▶ [STATED TASK] Pictures are not part of the copy; repeat everything else in the records exactly.

▶ [MATERIAL FOR THIS EXERCISE]
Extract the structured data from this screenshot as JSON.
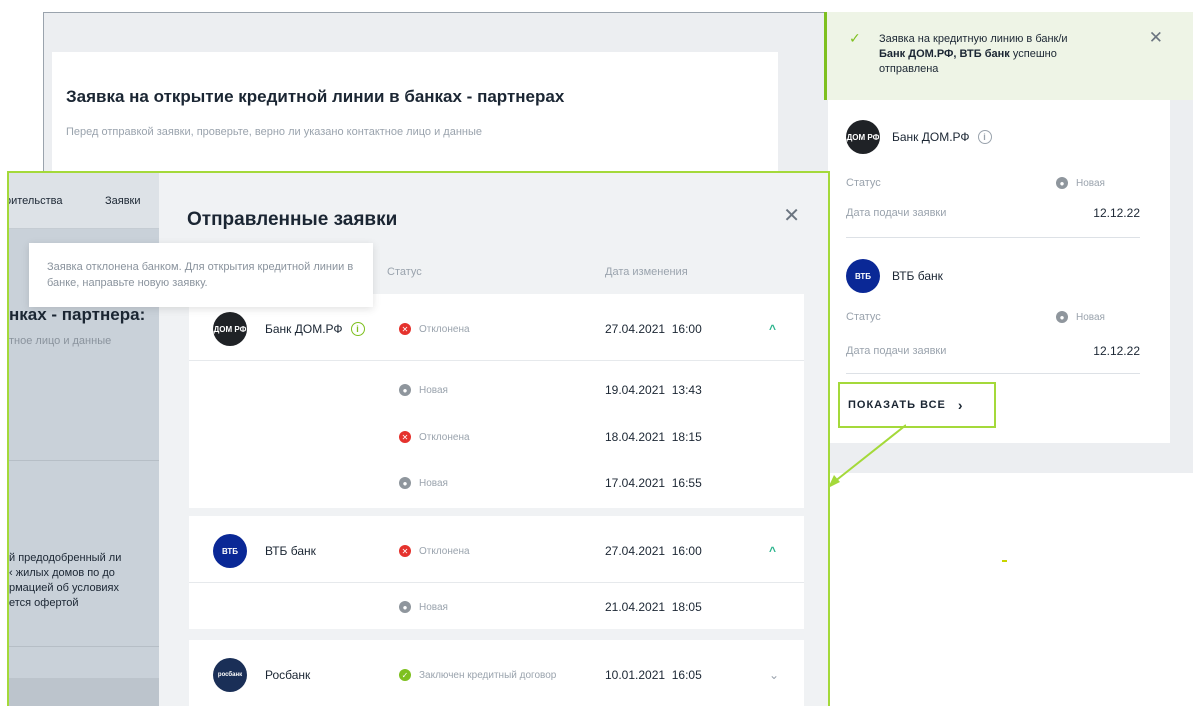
{
  "background": {
    "title": "Заявка на открытие кредитной линии в банках - партнерах",
    "subtitle": "Перед отправкой заявки, проверьте, верно ли указано контактное лицо и данные"
  },
  "toast": {
    "line1": "Заявка на кредитную линию в банк/и",
    "bold": "Банк ДОМ.РФ, ВТБ банк",
    "line2": "успешно",
    "line3": "отправлена",
    "close": "✕"
  },
  "right_card": {
    "banks": [
      {
        "name": "Банк ДОМ.РФ",
        "logo": "ДОМ РФ",
        "status_label": "Статус",
        "status": "Новая",
        "date_label": "Дата подачи заявки",
        "date": "12.12.22"
      },
      {
        "name": "ВТБ банк",
        "logo": "ВТБ",
        "status_label": "Статус",
        "status": "Новая",
        "date_label": "Дата подачи заявки",
        "date": "12.12.22"
      }
    ],
    "show_all": "ПОКАЗАТЬ ВСЕ"
  },
  "mask": {
    "tab1": "оительства",
    "tab2": "Заявки",
    "heading": "нках - партнера:",
    "sub": "тное лицо и данные",
    "para": [
      "й предодобренный ли",
      "‹ жилых домов по до",
      "рмацией об условиях",
      "ется офертой"
    ]
  },
  "modal": {
    "title": "Отправленные заявки",
    "close": "✕",
    "columns": {
      "status": "Статус",
      "date": "Дата изменения"
    },
    "tooltip": "Заявка отклонена банком. Для открытия кредитной линии в банке, направьте новую заявку.",
    "groups": [
      {
        "bank": "Банк ДОМ.РФ",
        "logo": "ДОМ РФ",
        "rows": [
          {
            "status": "Отклонена",
            "date": "27.04.2021",
            "time": "16:00"
          },
          {
            "status": "Новая",
            "date": "19.04.2021",
            "time": "13:43"
          },
          {
            "status": "Отклонена",
            "date": "18.04.2021",
            "time": "18:15"
          },
          {
            "status": "Новая",
            "date": "17.04.2021",
            "time": "16:55"
          }
        ]
      },
      {
        "bank": "ВТБ банк",
        "logo": "ВТБ",
        "rows": [
          {
            "status": "Отклонена",
            "date": "27.04.2021",
            "time": "16:00"
          },
          {
            "status": "Новая",
            "date": "21.04.2021",
            "time": "18:05"
          }
        ]
      },
      {
        "bank": "Росбанк",
        "logo": "росбанк",
        "rows": [
          {
            "status": "Заключен кредитный договор",
            "date": "10.01.2021",
            "time": "16:05"
          }
        ]
      }
    ]
  },
  "colors": {
    "accent_green": "#7ec01f",
    "highlight_green": "#a4d93a",
    "status_red": "#e5322d",
    "status_gray": "#8f969d"
  }
}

▶ [SOLUTION]
Extract the structured data from this screenshot as JSON.
{
  "background": {
    "title": "Заявка на открытие кредитной линии в банках - партнерах",
    "subtitle": "Перед отправкой заявки, проверьте, верно ли указано контактное лицо и данные"
  },
  "toast": {
    "line1": "Заявка на кредитную линию в банк/и",
    "bold": "Банк ДОМ.РФ, ВТБ банк",
    "line2": "успешно",
    "line3": "отправлена",
    "close": "✕"
  },
  "right_card": {
    "banks": [
      {
        "name": "Банк ДОМ.РФ",
        "logo": "ДОМ РФ",
        "status_label": "Статус",
        "status": "Новая",
        "date_label": "Дата подачи заявки",
        "date": "12.12.22"
      },
      {
        "name": "ВТБ банк",
        "logo": "ВТБ",
        "status_label": "Статус",
        "status": "Новая",
        "date_label": "Дата подачи заявки",
        "date": "12.12.22"
      }
    ],
    "show_all": "ПОКАЗАТЬ ВСЕ"
  },
  "mask": {
    "tab1": "оительства",
    "tab2": "Заявки",
    "heading": "нках - партнера:",
    "sub": "тное лицо и данные",
    "para": [
      "й предодобренный ли",
      "‹ жилых домов по до",
      "рмацией об условиях",
      "ется офертой"
    ]
  },
  "modal": {
    "title": "Отправленные заявки",
    "close": "✕",
    "columns": {
      "status": "Статус",
      "date": "Дата изменения"
    },
    "tooltip": "Заявка отклонена банком. Для открытия кредитной линии в банке, направьте новую заявку.",
    "groups": [
      {
        "bank": "Банк ДОМ.РФ",
        "logo": "ДОМ РФ",
        "rows": [
          {
            "status": "Отклонена",
            "date": "27.04.2021",
            "time": "16:00"
          },
          {
            "status": "Новая",
            "date": "19.04.2021",
            "time": "13:43"
          },
          {
            "status": "Отклонена",
            "date": "18.04.2021",
            "time": "18:15"
          },
          {
            "status": "Новая",
            "date": "17.04.2021",
            "time": "16:55"
          }
        ]
      },
      {
        "bank": "ВТБ банк",
        "logo": "ВТБ",
        "rows": [
          {
            "status": "Отклонена",
            "date": "27.04.2021",
            "time": "16:00"
          },
          {
            "status": "Новая",
            "date": "21.04.2021",
            "time": "18:05"
          }
        ]
      },
      {
        "bank": "Росбанк",
        "logo": "росбанк",
        "rows": [
          {
            "status": "Заключен кредитный договор",
            "date": "10.01.2021",
            "time": "16:05"
          }
        ]
      }
    ]
  },
  "colors": {
    "accent_green": "#7ec01f",
    "highlight_green": "#a4d93a",
    "status_red": "#e5322d",
    "status_gray": "#8f969d"
  }
}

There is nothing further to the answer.